EXERCISE TASK – Retype, word for word, the line containing "What's the underlying" and every line after it to the end. Skip pictures.
**** SOURCE MATERIAL
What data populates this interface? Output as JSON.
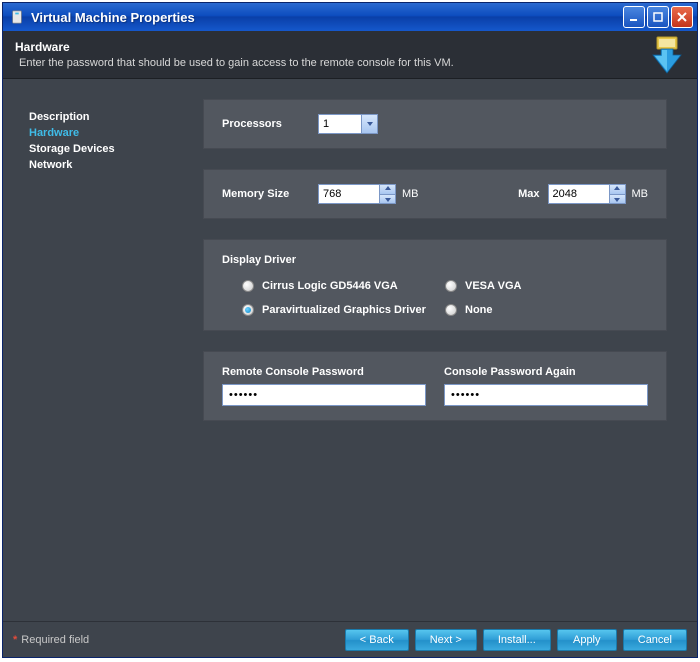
{
  "window": {
    "title": "Virtual Machine Properties"
  },
  "header": {
    "title": "Hardware",
    "subtitle": "Enter the password that should be used to gain access to the remote console for this VM."
  },
  "sidebar": {
    "items": [
      {
        "label": "Description",
        "active": false
      },
      {
        "label": "Hardware",
        "active": true
      },
      {
        "label": "Storage Devices",
        "active": false
      },
      {
        "label": "Network",
        "active": false
      }
    ]
  },
  "hardware": {
    "processors": {
      "label": "Processors",
      "value": "1"
    },
    "memory": {
      "label": "Memory Size",
      "value": "768",
      "unit": "MB",
      "max_label": "Max",
      "max_value": "2048",
      "max_unit": "MB"
    },
    "display_driver": {
      "label": "Display Driver",
      "options": [
        {
          "label": "Cirrus Logic GD5446 VGA",
          "checked": false
        },
        {
          "label": "VESA VGA",
          "checked": false
        },
        {
          "label": "Paravirtualized Graphics Driver",
          "checked": true
        },
        {
          "label": "None",
          "checked": false
        }
      ]
    },
    "password": {
      "label1": "Remote Console Password",
      "value1": "••••••",
      "label2": "Console Password Again",
      "value2": "••••••"
    }
  },
  "footer": {
    "required_note": "Required field",
    "buttons": {
      "back": "< Back",
      "next": "Next >",
      "install": "Install...",
      "apply": "Apply",
      "cancel": "Cancel"
    }
  }
}
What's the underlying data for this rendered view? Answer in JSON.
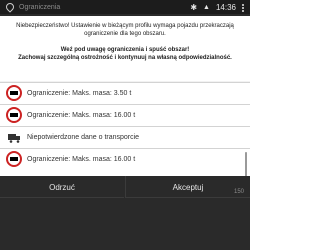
{
  "status": {
    "title": "Ograniczenia",
    "time": "14:36",
    "bt_icon": "bluetooth-icon",
    "signal_icon": "signal-icon",
    "menu_icon": "more-vert-icon",
    "pin_icon": "location-pin-icon"
  },
  "warning": {
    "p1": "Niebezpieczeństwo! Ustawienie w bieżącym profilu wymaga pojazdu przekraczają ograniczenie dla tego obszaru.",
    "p2": "Weź pod uwagę ograniczenia i spuść obszar!\nZachowaj szczególną ostrożność i kontynuuj na własną odpowiedzialność."
  },
  "restrictions": [
    {
      "label": "Ograniczenie: Maks. masa: 3.50 t",
      "icon": "weight-limit-icon"
    },
    {
      "label": "Ograniczenie: Maks. masa: 16.00 t",
      "icon": "weight-limit-icon"
    },
    {
      "label": "Niepotwierdzone dane o transporcie",
      "icon": "truck-icon"
    },
    {
      "label": "Ograniczenie: Maks. masa: 16.00 t",
      "icon": "weight-limit-icon"
    }
  ],
  "buttons": {
    "reject": "Odrzuć",
    "accept": "Akceptuj"
  },
  "footer": {
    "corner": "150"
  },
  "colors": {
    "dark_bg": "#2a2a2a",
    "statusbar_bg": "#1c1c1c",
    "warn_text": "#202020",
    "sign_red": "#cc2222"
  }
}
********
FINAL RESULT –
What's the underlying data for this rendered view? Answer in JSON.
{
  "status": {
    "title": "Ograniczenia",
    "time": "14:36",
    "bt_icon": "bluetooth-icon",
    "signal_icon": "signal-icon",
    "menu_icon": "more-vert-icon",
    "pin_icon": "location-pin-icon"
  },
  "warning": {
    "p1": "Niebezpieczeństwo! Ustawienie w bieżącym profilu wymaga pojazdu przekraczają ograniczenie dla tego obszaru.",
    "p2": "Weź pod uwagę ograniczenia i spuść obszar!\nZachowaj szczególną ostrożność i kontynuuj na własną odpowiedzialność."
  },
  "restrictions": [
    {
      "label": "Ograniczenie: Maks. masa: 3.50 t",
      "icon": "weight-limit-icon"
    },
    {
      "label": "Ograniczenie: Maks. masa: 16.00 t",
      "icon": "weight-limit-icon"
    },
    {
      "label": "Niepotwierdzone dane o transporcie",
      "icon": "truck-icon"
    },
    {
      "label": "Ograniczenie: Maks. masa: 16.00 t",
      "icon": "weight-limit-icon"
    }
  ],
  "buttons": {
    "reject": "Odrzuć",
    "accept": "Akceptuj"
  },
  "footer": {
    "corner": "150"
  },
  "colors": {
    "dark_bg": "#2a2a2a",
    "statusbar_bg": "#1c1c1c",
    "warn_text": "#202020",
    "sign_red": "#cc2222"
  }
}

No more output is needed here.